═════ PROVIDED DATA
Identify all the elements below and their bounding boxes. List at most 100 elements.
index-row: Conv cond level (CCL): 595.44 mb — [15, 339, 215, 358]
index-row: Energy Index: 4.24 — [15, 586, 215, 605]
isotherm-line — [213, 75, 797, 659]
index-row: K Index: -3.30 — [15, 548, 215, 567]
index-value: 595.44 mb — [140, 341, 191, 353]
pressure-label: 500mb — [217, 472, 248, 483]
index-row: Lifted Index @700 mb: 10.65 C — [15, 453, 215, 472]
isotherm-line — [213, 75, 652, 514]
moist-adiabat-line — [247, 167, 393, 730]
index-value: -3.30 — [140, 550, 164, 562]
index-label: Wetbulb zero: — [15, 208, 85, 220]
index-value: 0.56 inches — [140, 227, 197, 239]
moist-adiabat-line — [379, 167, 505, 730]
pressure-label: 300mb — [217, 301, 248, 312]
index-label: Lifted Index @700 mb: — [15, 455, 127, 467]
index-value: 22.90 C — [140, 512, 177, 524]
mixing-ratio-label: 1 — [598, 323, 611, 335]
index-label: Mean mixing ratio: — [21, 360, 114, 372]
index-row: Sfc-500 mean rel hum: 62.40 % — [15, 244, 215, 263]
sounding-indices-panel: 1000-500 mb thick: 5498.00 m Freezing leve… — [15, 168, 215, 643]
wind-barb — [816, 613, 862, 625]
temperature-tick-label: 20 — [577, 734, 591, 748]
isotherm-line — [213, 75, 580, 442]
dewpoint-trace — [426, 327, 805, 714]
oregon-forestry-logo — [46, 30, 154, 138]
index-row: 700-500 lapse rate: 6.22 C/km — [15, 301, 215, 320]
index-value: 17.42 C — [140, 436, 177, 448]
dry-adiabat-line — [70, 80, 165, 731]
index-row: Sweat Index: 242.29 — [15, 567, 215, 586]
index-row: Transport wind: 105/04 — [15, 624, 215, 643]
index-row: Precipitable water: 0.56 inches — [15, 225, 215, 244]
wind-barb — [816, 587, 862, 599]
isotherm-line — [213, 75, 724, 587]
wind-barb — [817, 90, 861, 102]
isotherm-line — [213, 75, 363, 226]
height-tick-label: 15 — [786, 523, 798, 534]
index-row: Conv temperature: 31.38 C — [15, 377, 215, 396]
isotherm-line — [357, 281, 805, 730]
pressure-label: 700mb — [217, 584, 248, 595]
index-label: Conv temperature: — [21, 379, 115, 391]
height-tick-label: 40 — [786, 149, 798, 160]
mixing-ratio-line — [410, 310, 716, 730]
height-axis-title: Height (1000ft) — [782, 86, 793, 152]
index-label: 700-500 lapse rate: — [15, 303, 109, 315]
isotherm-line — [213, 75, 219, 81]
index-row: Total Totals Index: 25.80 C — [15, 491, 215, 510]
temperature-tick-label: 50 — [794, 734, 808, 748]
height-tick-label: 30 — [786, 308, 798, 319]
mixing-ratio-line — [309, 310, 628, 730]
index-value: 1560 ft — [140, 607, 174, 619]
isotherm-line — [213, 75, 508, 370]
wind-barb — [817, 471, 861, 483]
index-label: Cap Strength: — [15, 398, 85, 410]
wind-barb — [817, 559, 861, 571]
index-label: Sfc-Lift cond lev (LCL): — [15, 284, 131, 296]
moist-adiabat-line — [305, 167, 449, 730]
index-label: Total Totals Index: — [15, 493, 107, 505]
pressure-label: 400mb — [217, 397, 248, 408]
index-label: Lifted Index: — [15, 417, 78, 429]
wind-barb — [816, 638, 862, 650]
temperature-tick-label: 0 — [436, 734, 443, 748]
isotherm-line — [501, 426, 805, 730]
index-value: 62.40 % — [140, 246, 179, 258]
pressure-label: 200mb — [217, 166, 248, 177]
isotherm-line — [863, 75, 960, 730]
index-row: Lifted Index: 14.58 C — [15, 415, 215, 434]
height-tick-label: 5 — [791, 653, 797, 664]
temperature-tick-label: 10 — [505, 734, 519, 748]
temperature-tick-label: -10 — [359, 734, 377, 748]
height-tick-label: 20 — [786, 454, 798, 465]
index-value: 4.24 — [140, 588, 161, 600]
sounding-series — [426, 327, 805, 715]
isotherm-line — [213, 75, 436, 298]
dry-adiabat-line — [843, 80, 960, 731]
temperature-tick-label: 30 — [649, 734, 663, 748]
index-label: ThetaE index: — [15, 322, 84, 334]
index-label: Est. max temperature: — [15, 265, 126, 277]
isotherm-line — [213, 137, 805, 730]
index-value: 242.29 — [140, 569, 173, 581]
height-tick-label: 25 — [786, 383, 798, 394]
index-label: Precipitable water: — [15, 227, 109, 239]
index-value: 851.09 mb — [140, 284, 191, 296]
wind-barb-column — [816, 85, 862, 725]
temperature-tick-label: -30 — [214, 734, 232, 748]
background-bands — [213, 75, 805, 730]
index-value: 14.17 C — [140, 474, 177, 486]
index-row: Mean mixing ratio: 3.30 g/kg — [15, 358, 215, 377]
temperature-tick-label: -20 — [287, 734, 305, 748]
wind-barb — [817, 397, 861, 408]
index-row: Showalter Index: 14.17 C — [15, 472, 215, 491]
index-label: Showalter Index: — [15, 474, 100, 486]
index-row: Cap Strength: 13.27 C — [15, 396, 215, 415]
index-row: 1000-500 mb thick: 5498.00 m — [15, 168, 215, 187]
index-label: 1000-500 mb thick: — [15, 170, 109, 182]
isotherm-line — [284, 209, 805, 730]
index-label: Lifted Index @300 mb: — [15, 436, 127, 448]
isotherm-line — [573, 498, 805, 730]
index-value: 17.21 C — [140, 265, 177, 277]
══════════
* _WHAT IS BEING ASKED_
Render every line of the records above as a Markdown table with the columns Row and Line, numbering the rows in order and omitting blank lines.

* _RESULT OF THE TASK_
| Row | Line |
|---|---|
| 1 | Identify all the elements below and their bounding boxes. List at most 100 elements. |
| 2 | index-row: Conv cond level (CCL): 595.44 mb — [15, 339, 215, 358] |
| 3 | index-row: Energy Index: 4.24 — [15, 586, 215, 605] |
| 4 | isotherm-line — [213, 75, 797, 659] |
| 5 | index-row: K Index: -3.30 — [15, 548, 215, 567] |
| 6 | index-value: 595.44 mb — [140, 341, 191, 353] |
| 7 | pressure-label: 500mb — [217, 472, 248, 483] |
| 8 | index-row: Lifted Index @700 mb: 10.65 C — [15, 453, 215, 472] |
| 9 | isotherm-line — [213, 75, 652, 514] |
| 10 | moist-adiabat-line — [247, 167, 393, 730] |
| 11 | index-value: -3.30 — [140, 550, 164, 562] |
| 12 | index-label: Wetbulb zero: — [15, 208, 85, 220] |
| 13 | index-value: 0.56 inches — [140, 227, 197, 239] |
| 14 | moist-adiabat-line — [379, 167, 505, 730] |
| 15 | pressure-label: 300mb — [217, 301, 248, 312] |
| 16 | index-label: Lifted Index @700 mb: — [15, 455, 127, 467] |
| 17 | index-value: 22.90 C — [140, 512, 177, 524] |
| 18 | mixing-ratio-label: 1 — [598, 323, 611, 335] |
| 19 | index-label: Mean mixing ratio: — [21, 360, 114, 372] |
| 20 | index-row: Sfc-500 mean rel hum: 62.40 % — [15, 244, 215, 263] |
| 21 | sounding-indices-panel: 1000-500 mb thick: 5498.00 m Freezing leve… — [15, 168, 215, 643] |
| 22 | wind-barb — [816, 613, 862, 625] |
| 23 | temperature-tick-label: 20 — [577, 734, 591, 748] |
| 24 | isotherm-line — [213, 75, 580, 442] |
| 25 | dewpoint-trace — [426, 327, 805, 714] |
| 26 | oregon-forestry-logo — [46, 30, 154, 138] |
| 27 | index-row: 700-500 lapse rate: 6.22 C/km — [15, 301, 215, 320] |
| 28 | index-value: 17.42 C — [140, 436, 177, 448] |
| 29 | dry-adiabat-line — [70, 80, 165, 731] |
| 30 | index-row: Sweat Index: 242.29 — [15, 567, 215, 586] |
| 31 | index-row: Transport wind: 105/04 — [15, 624, 215, 643] |
| 32 | index-row: Precipitable water: 0.56 inches — [15, 225, 215, 244] |
| 33 | wind-barb — [816, 587, 862, 599] |
| 34 | isotherm-line — [213, 75, 724, 587] |
| 35 | wind-barb — [817, 90, 861, 102] |
| 36 | isotherm-line — [213, 75, 363, 226] |
| 37 | height-tick-label: 15 — [786, 523, 798, 534] |
| 38 | index-row: Conv temperature: 31.38 C — [15, 377, 215, 396] |
| 39 | isotherm-line — [357, 281, 805, 730] |
| 40 | pressure-label: 700mb — [217, 584, 248, 595] |
| 41 | index-label: Conv temperature: — [21, 379, 115, 391] |
| 42 | height-tick-label: 40 — [786, 149, 798, 160] |
| 43 | mixing-ratio-line — [410, 310, 716, 730] |
| 44 | height-axis-title: Height (1000ft) — [782, 86, 793, 152] |
| 45 | index-label: 700-500 lapse rate: — [15, 303, 109, 315] |
| 46 | isotherm-line — [213, 75, 219, 81] |
| 47 | index-row: Total Totals Index: 25.80 C — [15, 491, 215, 510] |
| 48 | temperature-tick-label: 50 — [794, 734, 808, 748] |
| 49 | height-tick-label: 30 — [786, 308, 798, 319] |
| 50 | mixing-ratio-line — [309, 310, 628, 730] |
| 51 | index-value: 1560 ft — [140, 607, 174, 619] |
| 52 | isotherm-line — [213, 75, 508, 370] |
| 53 | wind-barb — [817, 471, 861, 483] |
| 54 | index-label: Cap Strength: — [15, 398, 85, 410] |
| 55 | wind-barb — [817, 559, 861, 571] |
| 56 | index-label: Sfc-Lift cond lev (LCL): — [15, 284, 131, 296] |
| 57 | moist-adiabat-line — [305, 167, 449, 730] |
| 58 | index-label: Total Totals Index: — [15, 493, 107, 505] |
| 59 | pressure-label: 400mb — [217, 397, 248, 408] |
| 60 | index-label: Lifted Index: — [15, 417, 78, 429] |
| 61 | wind-barb — [816, 638, 862, 650] |
| 62 | temperature-tick-label: 0 — [436, 734, 443, 748] |
| 63 | isotherm-line — [501, 426, 805, 730] |
| 64 | index-value: 62.40 % — [140, 246, 179, 258] |
| 65 | pressure-label: 200mb — [217, 166, 248, 177] |
| 66 | isotherm-line — [863, 75, 960, 730] |
| 67 | index-row: Lifted Index: 14.58 C — [15, 415, 215, 434] |
| 68 | height-tick-label: 5 — [791, 653, 797, 664] |
| 69 | temperature-tick-label: 10 — [505, 734, 519, 748] |
| 70 | temperature-tick-label: -10 — [359, 734, 377, 748] |
| 71 | height-tick-label: 20 — [786, 454, 798, 465] |
| 72 | index-value: 4.24 — [140, 588, 161, 600] |
| 73 | sounding-series — [426, 327, 805, 715] |
| 74 | isotherm-line — [213, 75, 436, 298] |
| 75 | dry-adiabat-line — [843, 80, 960, 731] |
| 76 | temperature-tick-label: 30 — [649, 734, 663, 748] |
| 77 | index-label: ThetaE index: — [15, 322, 84, 334] |
| 78 | index-label: Est. max temperature: — [15, 265, 126, 277] |
| 79 | isotherm-line — [213, 137, 805, 730] |
| 80 | index-value: 242.29 — [140, 569, 173, 581] |
| 81 | height-tick-label: 25 — [786, 383, 798, 394] |
| 82 | index-label: Precipitable water: — [15, 227, 109, 239] |
| 83 | index-value: 851.09 mb — [140, 284, 191, 296] |
| 84 | wind-barb-column — [816, 85, 862, 725] |
| 85 | temperature-tick-label: -30 — [214, 734, 232, 748] |
| 86 | background-bands — [213, 75, 805, 730] |
| 87 | index-value: 14.17 C — [140, 474, 177, 486] |
| 88 | index-row: Mean mixing ratio: 3.30 g/kg — [15, 358, 215, 377] |
| 89 | temperature-tick-label: -20 — [287, 734, 305, 748] |
| 90 | wind-barb — [817, 397, 861, 408] |
| 91 | index-row: Showalter Index: 14.17 C — [15, 472, 215, 491] |
| 92 | index-label: Showalter Index: — [15, 474, 100, 486] |
| 93 | index-row: Cap Strength: 13.27 C — [15, 396, 215, 415] |
| 94 | index-row: 1000-500 mb thick: 5498.00 m — [15, 168, 215, 187] |
| 95 | index-label: 1000-500 mb thick: — [15, 170, 109, 182] |
| 96 | isotherm-line — [284, 209, 805, 730] |
| 97 | index-label: Lifted Index @300 mb: — [15, 436, 127, 448] |
| 98 | isotherm-line — [573, 498, 805, 730] |
| 99 | index-value: 17.21 C — [140, 265, 177, 277] |